[Extracted data entries]
━━━━━━━━━━━━━━━━━━━━

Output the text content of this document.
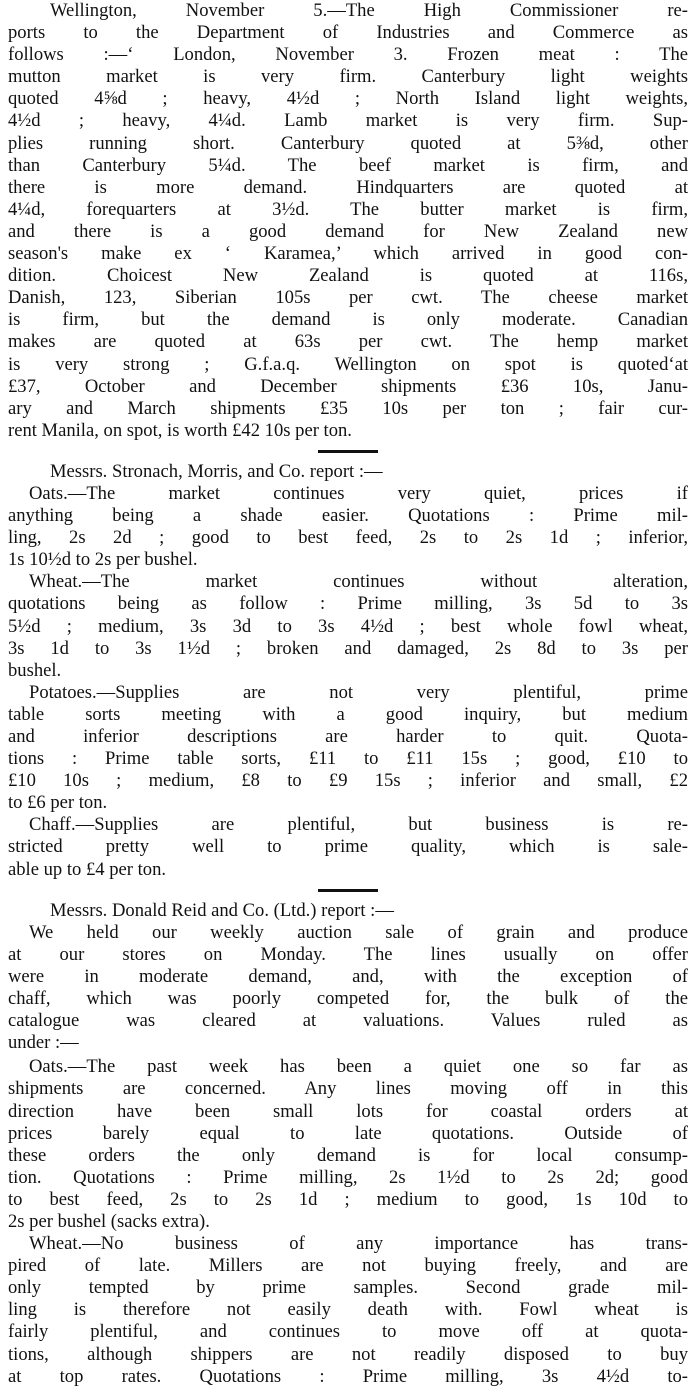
Wellington, November 5.—The High Commissioner re-
ports to the Department of Industries and Commerce as
follows :—‘ London, November 3. Frozen meat : The
mutton market is very firm. Canterbury light weights
quoted 4⅝d ; heavy, 4½d ; North Island light weights,
4½d ; heavy, 4¼d. Lamb market is very firm. Sup-
plies running short. Canterbury quoted at 5⅜d, other
than Canterbury 5¼d. The beef market is firm, and
there is more demand. Hindquarters are quoted at
4¼d, forequarters at 3½d. The butter market is firm,
and there is a good demand for New Zealand new
season's make ex ‘ Karamea,’ which arrived in good con-
dition. Choicest New Zealand is quoted at 116s,
Danish, 123, Siberian 105s per cwt. The cheese market
is firm, but the demand is only moderate. Canadian
makes are quoted at 63s per cwt. The hemp market
is very strong ; G.f.a.q. Wellington on spot is quoted‘at
£37, October and December shipments £36 10s, Janu-
ary and March shipments £35 10s per ton ; fair cur-
rent Manila, on spot, is worth £42 10s per ton.
Messrs. Stronach, Morris, and Co. report :—
Oats.—The market continues very quiet, prices if
anything being a shade easier. Quotations : Prime mil-
ling, 2s 2d ; good to best feed, 2s to 2s 1d ; inferior,
1s 10½d to 2s per bushel.
Wheat.—The market continues without alteration,
quotations being as follow : Prime milling, 3s 5d to 3s
5½d ; medium, 3s 3d to 3s 4½d ; best whole fowl wheat,
3s 1d to 3s 1½d ; broken and damaged, 2s 8d to 3s per
bushel.
Potatoes.—Supplies are not very plentiful, prime
table sorts meeting with a good inquiry, but medium
and inferior descriptions are harder to quit. Quota-
tions : Prime table sorts, £11 to £11 15s ; good, £10 to
£10 10s ; medium, £8 to £9 15s ; inferior and small, £2
to £6 per ton.
Chaff.—Supplies are plentiful, but business is re-
stricted pretty well to prime quality, which is sale-
able up to £4 per ton.
Messrs. Donald Reid and Co. (Ltd.) report :—
We held our weekly auction sale of grain and produce
at our stores on Monday. The lines usually on offer
were in moderate demand, and, with the exception of
chaff, which was poorly competed for, the bulk of the
catalogue was cleared at valuations. Values ruled as
under :—
Oats.—The past week has been a quiet one so far as
shipments are concerned. Any lines moving off in this
direction have been small lots for coastal orders at
prices barely equal to late quotations. Outside of
these orders the only demand is for local consump-
tion. Quotations : Prime milling, 2s 1½d to 2s 2d; good
to best feed, 2s to 2s 1d ; medium to good, 1s 10d to
2s per bushel (sacks extra).
Wheat.—No business of any importance has trans-
pired of late. Millers are not buying freely, and are
only tempted by prime samples. Second grade mil-
ling is therefore not easily death with. Fowl wheat is
fairly plentiful, and continues to move off at quota-
tions, although shippers are not readily disposed to buy
at top rates. Quotations : Prime milling, 3s 4½d to-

━━━━━━━━━━━━━━━━━━━━

== Written problem ==
Quote the material exactly. Pictures stay out.

== Expected answer ==
Output the text content of this document.
Wellington, November 5.—The High Commissioner re-
ports to the Department of Industries and Commerce as
follows :—‘ London, November 3. Frozen meat : The
mutton market is very firm. Canterbury light weights
quoted 4⅝d ; heavy, 4½d ; North Island light weights,
4½d ; heavy, 4¼d. Lamb market is very firm. Sup-
plies running short. Canterbury quoted at 5⅜d, other
than Canterbury 5¼d. The beef market is firm, and
there is more demand. Hindquarters are quoted at
4¼d, forequarters at 3½d. The butter market is firm,
and there is a good demand for New Zealand new
season's make ex ‘ Karamea,’ which arrived in good con-
dition. Choicest New Zealand is quoted at 116s,
Danish, 123, Siberian 105s per cwt. The cheese market
is firm, but the demand is only moderate. Canadian
makes are quoted at 63s per cwt. The hemp market
is very strong ; G.f.a.q. Wellington on spot is quoted‘at
£37, October and December shipments £36 10s, Janu-
ary and March shipments £35 10s per ton ; fair cur-
rent Manila, on spot, is worth £42 10s per ton.
Messrs. Stronach, Morris, and Co. report :—
Oats.—The market continues very quiet, prices if
anything being a shade easier. Quotations : Prime mil-
ling, 2s 2d ; good to best feed, 2s to 2s 1d ; inferior,
1s 10½d to 2s per bushel.
Wheat.—The market continues without alteration,
quotations being as follow : Prime milling, 3s 5d to 3s
5½d ; medium, 3s 3d to 3s 4½d ; best whole fowl wheat,
3s 1d to 3s 1½d ; broken and damaged, 2s 8d to 3s per
bushel.
Potatoes.—Supplies are not very plentiful, prime
table sorts meeting with a good inquiry, but medium
and inferior descriptions are harder to quit. Quota-
tions : Prime table sorts, £11 to £11 15s ; good, £10 to
£10 10s ; medium, £8 to £9 15s ; inferior and small, £2
to £6 per ton.
Chaff.—Supplies are plentiful, but business is re-
stricted pretty well to prime quality, which is sale-
able up to £4 per ton.
Messrs. Donald Reid and Co. (Ltd.) report :—
We held our weekly auction sale of grain and produce
at our stores on Monday. The lines usually on offer
were in moderate demand, and, with the exception of
chaff, which was poorly competed for, the bulk of the
catalogue was cleared at valuations. Values ruled as
under :—
Oats.—The past week has been a quiet one so far as
shipments are concerned. Any lines moving off in this
direction have been small lots for coastal orders at
prices barely equal to late quotations. Outside of
these orders the only demand is for local consump-
tion. Quotations : Prime milling, 2s 1½d to 2s 2d; good
to best feed, 2s to 2s 1d ; medium to good, 1s 10d to
2s per bushel (sacks extra).
Wheat.—No business of any importance has trans-
pired of late. Millers are not buying freely, and are
only tempted by prime samples. Second grade mil-
ling is therefore not easily death with. Fowl wheat is
fairly plentiful, and continues to move off at quota-
tions, although shippers are not readily disposed to buy
at top rates. Quotations : Prime milling, 3s 4½d to-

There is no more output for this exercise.